'''

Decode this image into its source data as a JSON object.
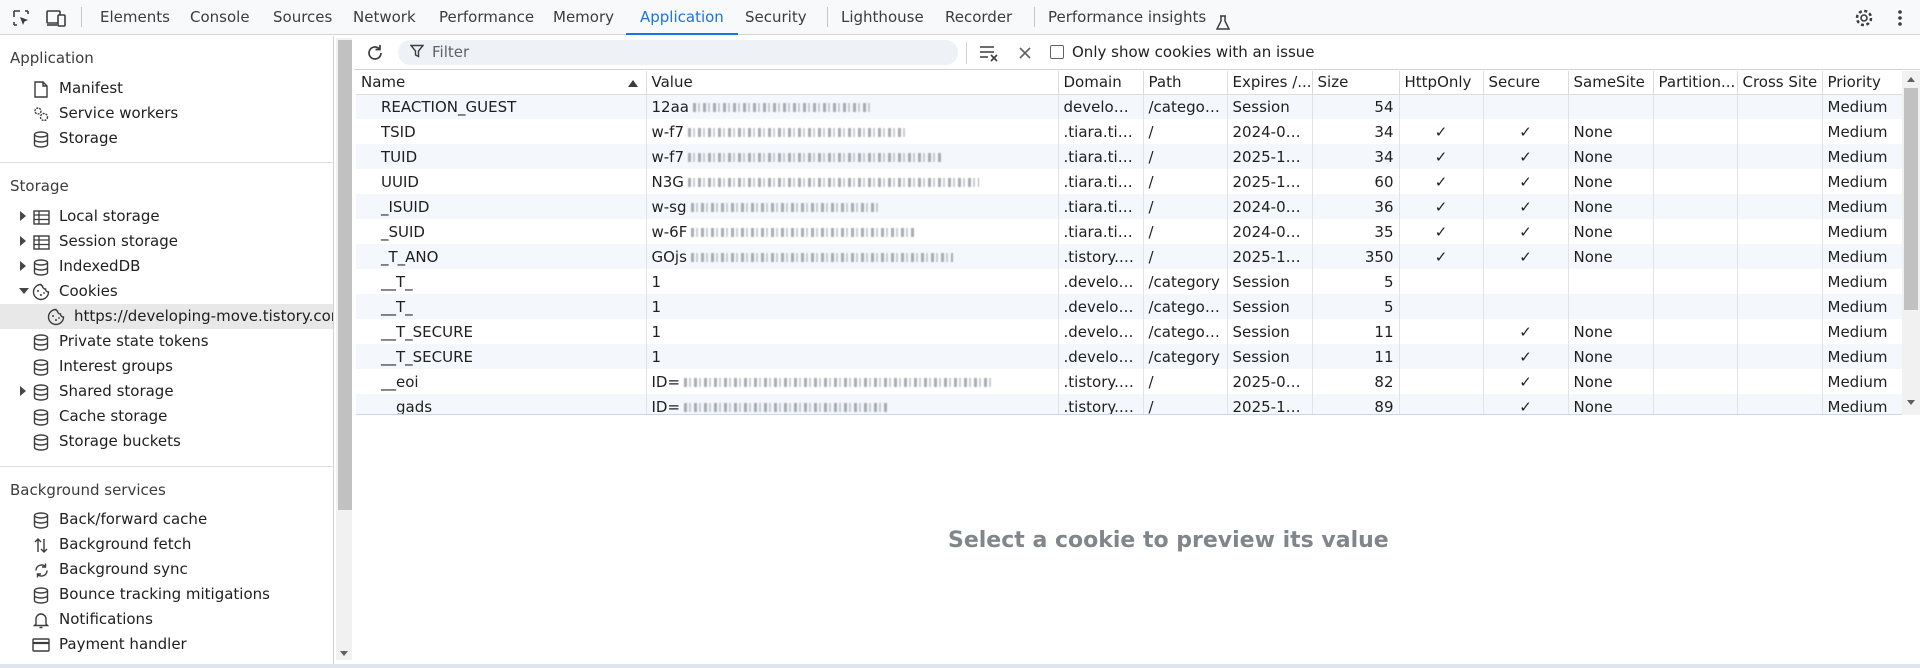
{
  "tabs": [
    {
      "label": "Elements",
      "active": false
    },
    {
      "label": "Console",
      "active": false
    },
    {
      "label": "Sources",
      "active": false
    },
    {
      "label": "Network",
      "active": false
    },
    {
      "label": "Performance",
      "active": false
    },
    {
      "label": "Memory",
      "active": false
    },
    {
      "label": "Application",
      "active": true
    },
    {
      "label": "Security",
      "active": false
    },
    {
      "label": "Lighthouse",
      "active": false
    },
    {
      "label": "Recorder",
      "active": false
    },
    {
      "label": "Performance insights",
      "active": false
    }
  ],
  "icons": {
    "inspect": "select-element-icon",
    "device": "device-toolbar-icon",
    "flask": "experiment-flask-icon",
    "settings": "gear-icon",
    "more": "kebab-menu-icon"
  },
  "colors": {
    "accent": "#1a73e8",
    "row_alt": "#f4f7fc",
    "selected": "#e8e8e8",
    "muted_text": "#80868b"
  },
  "sidebar": {
    "application": {
      "header": "Application",
      "items": [
        {
          "label": "Manifest",
          "icon": "document-icon"
        },
        {
          "label": "Service workers",
          "icon": "gears-icon"
        },
        {
          "label": "Storage",
          "icon": "database-icon"
        }
      ]
    },
    "storage": {
      "header": "Storage",
      "items": [
        {
          "label": "Local storage",
          "icon": "table-icon",
          "expandable": "collapsed"
        },
        {
          "label": "Session storage",
          "icon": "table-icon",
          "expandable": "collapsed"
        },
        {
          "label": "IndexedDB",
          "icon": "database-icon",
          "expandable": "collapsed"
        },
        {
          "label": "Cookies",
          "icon": "cookie-icon",
          "expandable": "expanded"
        },
        {
          "label": "https://developing-move.tistory.com",
          "icon": "cookie-icon",
          "selected": true
        },
        {
          "label": "Private state tokens",
          "icon": "database-icon"
        },
        {
          "label": "Interest groups",
          "icon": "database-icon"
        },
        {
          "label": "Shared storage",
          "icon": "database-icon",
          "expandable": "collapsed"
        },
        {
          "label": "Cache storage",
          "icon": "database-icon"
        },
        {
          "label": "Storage buckets",
          "icon": "database-icon"
        }
      ]
    },
    "background": {
      "header": "Background services",
      "items": [
        {
          "label": "Back/forward cache",
          "icon": "database-icon"
        },
        {
          "label": "Background fetch",
          "icon": "updown-arrows-icon"
        },
        {
          "label": "Background sync",
          "icon": "sync-icon"
        },
        {
          "label": "Bounce tracking mitigations",
          "icon": "database-icon"
        },
        {
          "label": "Notifications",
          "icon": "bell-icon"
        },
        {
          "label": "Payment handler",
          "icon": "card-icon"
        }
      ]
    }
  },
  "filter": {
    "placeholder": "Filter",
    "only_issue_label": "Only show cookies with an issue",
    "only_issue_checked": false
  },
  "table": {
    "columns": [
      "Name",
      "Value",
      "Domain",
      "Path",
      "Expires /...",
      "Size",
      "HttpOnly",
      "Secure",
      "SameSite",
      "Partition...",
      "Cross Site",
      "Priority"
    ],
    "sorted_column": "Name",
    "sort_direction": "ascending",
    "rows": [
      {
        "name": "REACTION_GUEST",
        "value": "12aa",
        "domain": "developi...",
        "path": "/categor...",
        "expires": "Session",
        "size": "54",
        "httponly": "",
        "secure": "",
        "samesite": "",
        "partition": "",
        "crosssite": "",
        "priority": "Medium"
      },
      {
        "name": "TSID",
        "value": "w-f7",
        "domain": ".tiara.tist...",
        "path": "/",
        "expires": "2024-09-...",
        "size": "34",
        "httponly": "✓",
        "secure": "✓",
        "samesite": "None",
        "partition": "",
        "crosssite": "",
        "priority": "Medium"
      },
      {
        "name": "TUID",
        "value": "w-f7",
        "domain": ".tiara.tist...",
        "path": "/",
        "expires": "2025-10-...",
        "size": "34",
        "httponly": "✓",
        "secure": "✓",
        "samesite": "None",
        "partition": "",
        "crosssite": "",
        "priority": "Medium"
      },
      {
        "name": "UUID",
        "value": "N3G",
        "domain": ".tiara.tist...",
        "path": "/",
        "expires": "2025-10-...",
        "size": "60",
        "httponly": "✓",
        "secure": "✓",
        "samesite": "None",
        "partition": "",
        "crosssite": "",
        "priority": "Medium"
      },
      {
        "name": "_ISUID",
        "value": "w-sg",
        "domain": ".tiara.tist...",
        "path": "/",
        "expires": "2024-09-...",
        "size": "36",
        "httponly": "✓",
        "secure": "✓",
        "samesite": "None",
        "partition": "",
        "crosssite": "",
        "priority": "Medium"
      },
      {
        "name": "_SUID",
        "value": "w-6F",
        "domain": ".tiara.tist...",
        "path": "/",
        "expires": "2024-09-...",
        "size": "35",
        "httponly": "✓",
        "secure": "✓",
        "samesite": "None",
        "partition": "",
        "crosssite": "",
        "priority": "Medium"
      },
      {
        "name": "_T_ANO",
        "value": "GOjs",
        "domain": ".tistory.c...",
        "path": "/",
        "expires": "2025-10-...",
        "size": "350",
        "httponly": "✓",
        "secure": "✓",
        "samesite": "None",
        "partition": "",
        "crosssite": "",
        "priority": "Medium"
      },
      {
        "name": "__T_",
        "value": "1",
        "domain": ".developi...",
        "path": "/category",
        "expires": "Session",
        "size": "5",
        "httponly": "",
        "secure": "",
        "samesite": "",
        "partition": "",
        "crosssite": "",
        "priority": "Medium"
      },
      {
        "name": "__T_",
        "value": "1",
        "domain": ".developi...",
        "path": "/categor...",
        "expires": "Session",
        "size": "5",
        "httponly": "",
        "secure": "",
        "samesite": "",
        "partition": "",
        "crosssite": "",
        "priority": "Medium"
      },
      {
        "name": "__T_SECURE",
        "value": "1",
        "domain": ".developi...",
        "path": "/categor...",
        "expires": "Session",
        "size": "11",
        "httponly": "",
        "secure": "✓",
        "samesite": "None",
        "partition": "",
        "crosssite": "",
        "priority": "Medium"
      },
      {
        "name": "__T_SECURE",
        "value": "1",
        "domain": ".developi...",
        "path": "/category",
        "expires": "Session",
        "size": "11",
        "httponly": "",
        "secure": "✓",
        "samesite": "None",
        "partition": "",
        "crosssite": "",
        "priority": "Medium"
      },
      {
        "name": "__eoi",
        "value": "ID=",
        "domain": ".tistory.c...",
        "path": "/",
        "expires": "2025-03-...",
        "size": "82",
        "httponly": "",
        "secure": "✓",
        "samesite": "None",
        "partition": "",
        "crosssite": "",
        "priority": "Medium"
      },
      {
        "name": "__gads",
        "value": "ID=",
        "domain": ".tistory.c...",
        "path": "/",
        "expires": "2025-10-...",
        "size": "89",
        "httponly": "",
        "secure": "✓",
        "samesite": "None",
        "partition": "",
        "crosssite": "",
        "priority": "Medium"
      }
    ]
  },
  "preview": {
    "empty_message": "Select a cookie to preview its value"
  }
}
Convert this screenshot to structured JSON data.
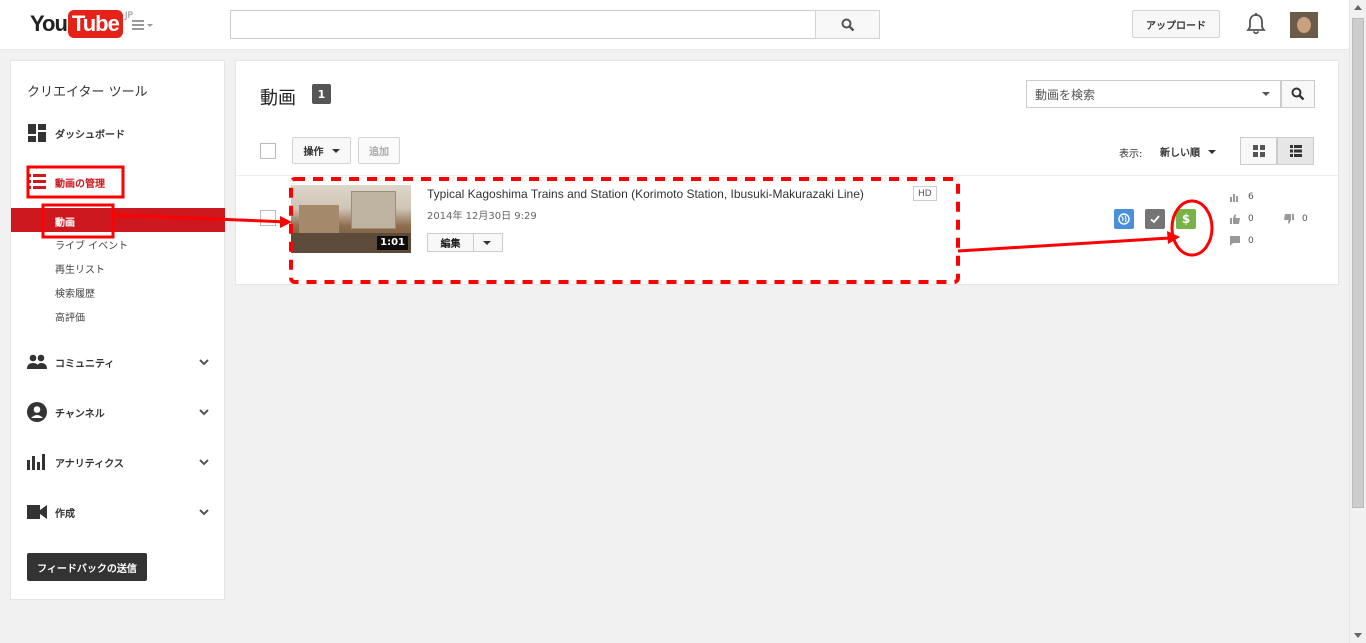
{
  "header": {
    "logo_you": "You",
    "logo_tube": "Tube",
    "logo_region": "JP",
    "upload_label": "アップロード",
    "search_value": ""
  },
  "sidebar": {
    "title": "クリエイター ツール",
    "dashboard": "ダッシュボード",
    "video_manager": "動画の管理",
    "sub_items": [
      "動画",
      "ライブ イベント",
      "再生リスト",
      "検索履歴",
      "高評価"
    ],
    "community": "コミュニティ",
    "channel": "チャンネル",
    "analytics": "アナリティクス",
    "create": "作成",
    "feedback": "フィードバックの送信"
  },
  "main": {
    "title": "動画",
    "count": "1",
    "search_placeholder": "動画を検索",
    "actions_label": "操作",
    "add_label": "追加",
    "sort_label": "表示:",
    "sort_value": "新しい順"
  },
  "video": {
    "title": "Typical Kagoshima Trains and Station (Korimoto Station, Ibusuki-Makurazaki Line)",
    "quality": "HD",
    "date": "2014年 12月30日  9:29",
    "duration": "1:01",
    "edit_label": "編集",
    "views": "6",
    "likes": "0",
    "dislikes": "0",
    "comments": "0",
    "monetization_symbol": "$"
  },
  "colors": {
    "brand_red": "#e62117",
    "active_red": "#cc181e",
    "public_blue": "#4a90d9",
    "monetize_green": "#77b347",
    "annotation_red": "#ff0000"
  },
  "icons": [
    "search-icon",
    "guide-menu-icon",
    "bell-icon",
    "dashboard-icon",
    "video-manager-icon",
    "community-icon",
    "channel-icon",
    "analytics-icon",
    "create-icon",
    "chevron-down-icon",
    "grid-view-icon",
    "list-view-icon",
    "globe-icon",
    "check-icon",
    "dollar-icon",
    "views-icon",
    "thumbs-up-icon",
    "thumbs-down-icon",
    "comment-icon"
  ]
}
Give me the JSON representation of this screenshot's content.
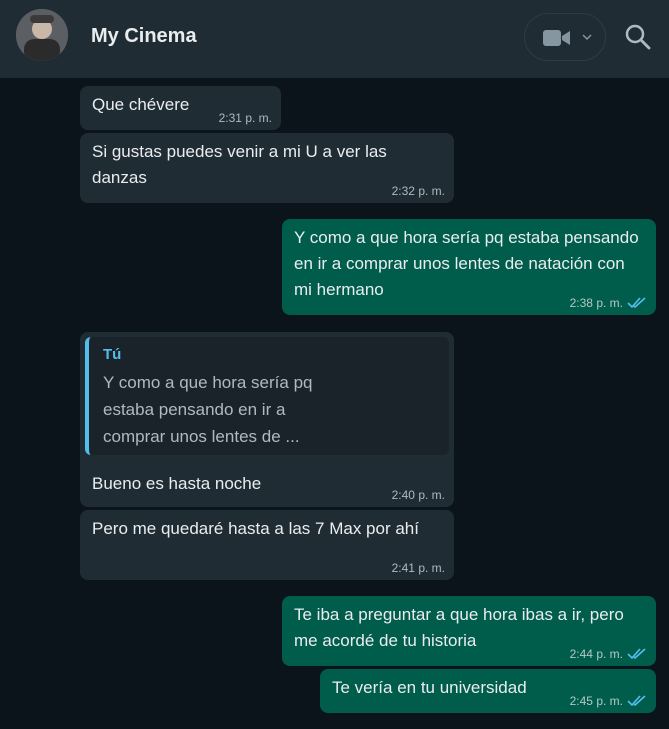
{
  "header": {
    "contact_name": "My Cinema",
    "video_call_icon": "video-camera-icon",
    "dropdown_icon": "chevron-down-icon",
    "search_icon": "search-icon"
  },
  "messages": [
    {
      "direction": "in",
      "text": "Que chévere",
      "time": "2:31 p. m."
    },
    {
      "direction": "in",
      "text": "Si gustas puedes venir a mi U a ver las danzas",
      "time": "2:32 p. m."
    },
    {
      "direction": "out",
      "text": "Y como a que hora sería pq estaba pensando en ir a comprar unos lentes de natación con mi hermano",
      "time": "2:38 p. m.",
      "status": "read"
    },
    {
      "direction": "in",
      "quote_author": "Tú",
      "quote_text": "Y como a que hora sería pq estaba pensando en ir a comprar unos lentes de ...",
      "text": "Bueno es hasta noche",
      "time": "2:40 p. m."
    },
    {
      "direction": "in",
      "text": "Pero me quedaré hasta a las 7 Max por ahí",
      "time": "2:41 p. m."
    },
    {
      "direction": "out",
      "text": "Te iba a preguntar a que hora ibas a ir, pero me acordé de tu historia",
      "time": "2:44 p. m.",
      "status": "read"
    },
    {
      "direction": "out",
      "text": "Te vería en tu universidad",
      "time": "2:45 p. m.",
      "status": "read"
    }
  ],
  "colors": {
    "background": "#0b141a",
    "header": "#202c33",
    "incoming_bubble": "#202c33",
    "outgoing_bubble": "#005c4b",
    "read_ticks": "#53bdeb",
    "quote_accent": "#53bdeb"
  }
}
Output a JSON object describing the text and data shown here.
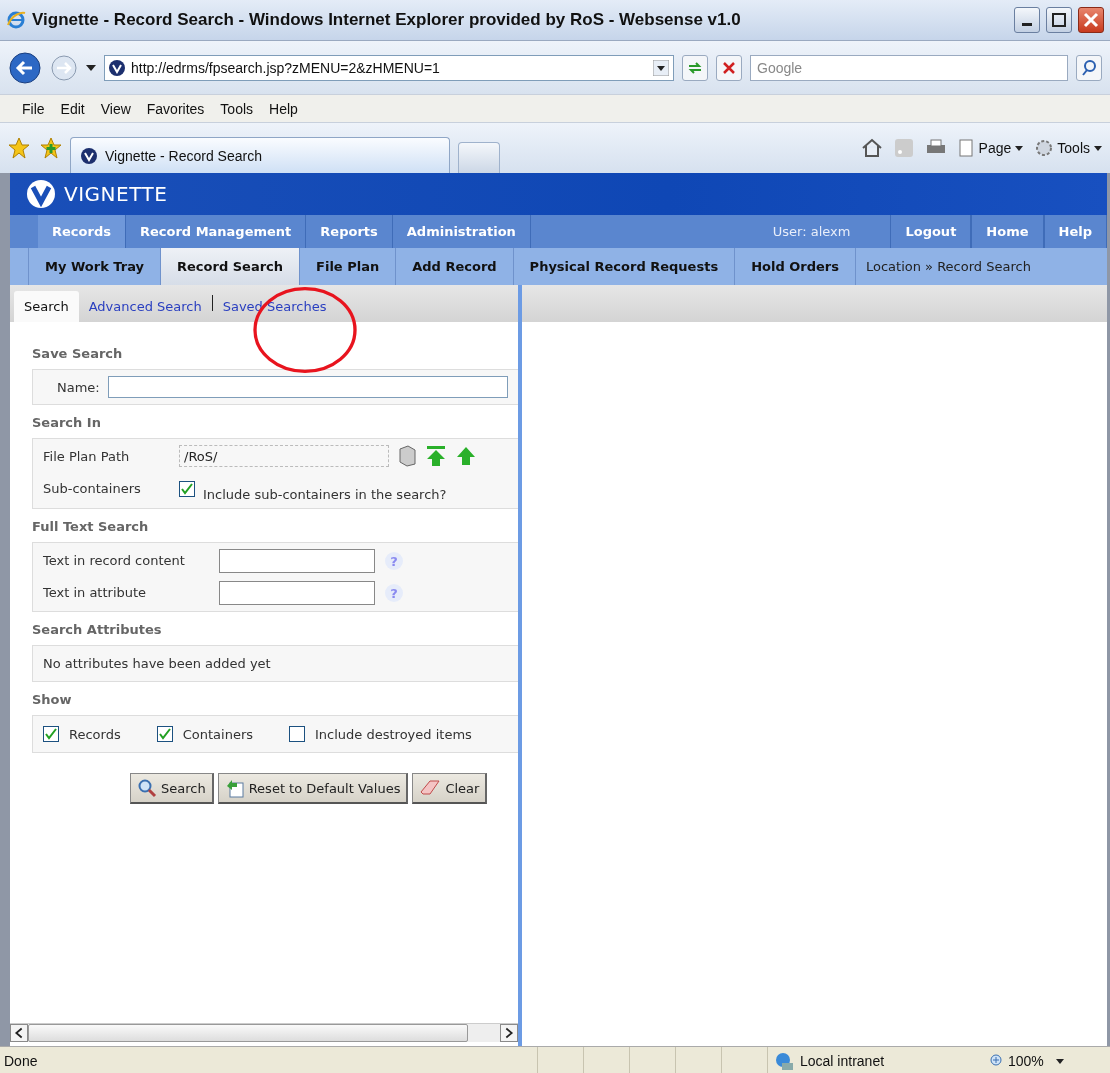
{
  "window": {
    "title": "Vignette - Record Search - Windows Internet Explorer provided by RoS - Websense v1.0"
  },
  "address_bar": {
    "url": "http://edrms/fpsearch.jsp?zMENU=2&zHMENU=1",
    "search_placeholder": "Google"
  },
  "menu": [
    "File",
    "Edit",
    "View",
    "Favorites",
    "Tools",
    "Help"
  ],
  "browser_tab": {
    "title": "Vignette - Record Search"
  },
  "command_bar": [
    "Page",
    "Tools"
  ],
  "app": {
    "logo": "VIGNETTE",
    "main_nav": [
      {
        "label": "Records",
        "selected": true
      },
      {
        "label": "Record Management",
        "selected": false
      },
      {
        "label": "Reports",
        "selected": false
      },
      {
        "label": "Administration",
        "selected": false
      }
    ],
    "user": "User: alexm",
    "links": [
      "Logout",
      "Home",
      "Help"
    ],
    "sub_nav": [
      {
        "label": "My Work Tray",
        "selected": false
      },
      {
        "label": "Record Search",
        "selected": true
      },
      {
        "label": "File Plan",
        "selected": false
      },
      {
        "label": "Add Record",
        "selected": false
      },
      {
        "label": "Physical Record Requests",
        "selected": false
      },
      {
        "label": "Hold Orders",
        "selected": false
      }
    ],
    "breadcrumb": "Location » Record Search"
  },
  "search_tabs": [
    {
      "label": "Search",
      "selected": true
    },
    {
      "label": "Advanced Search",
      "selected": false
    },
    {
      "label": "Saved Searches",
      "selected": false
    }
  ],
  "save_search": {
    "heading": "Save Search",
    "name_label": "Name:"
  },
  "search_in": {
    "heading": "Search In",
    "path_label": "File Plan Path",
    "path": "/RoS/",
    "sub_label": "Sub-containers",
    "sub_text": "Include sub-containers in the search?",
    "sub_checked": true
  },
  "full_text": {
    "heading": "Full Text Search",
    "fields": [
      {
        "label": "Text in record content",
        "help": "?"
      },
      {
        "label": "Text in attribute",
        "help": "?"
      }
    ]
  },
  "attributes": {
    "heading": "Search Attributes",
    "text": "No attributes have been added yet"
  },
  "show": {
    "heading": "Show",
    "options": [
      {
        "label": "Records",
        "checked": true
      },
      {
        "label": "Containers",
        "checked": true
      },
      {
        "label": "Include destroyed items",
        "checked": false
      }
    ]
  },
  "buttons": [
    {
      "kind": "search",
      "label": "Search"
    },
    {
      "kind": "reset",
      "label": "Reset to Default Values"
    },
    {
      "kind": "clear",
      "label": "Clear"
    }
  ],
  "status_bar": {
    "text": "Done",
    "zone": "Local intranet",
    "zoom": "100%"
  }
}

'''

Search the listing above for the string "Plan". Copy every line that contains it.

Result of this exercise –
        "label": "File Plan",
    "path_label": "File Plan Path",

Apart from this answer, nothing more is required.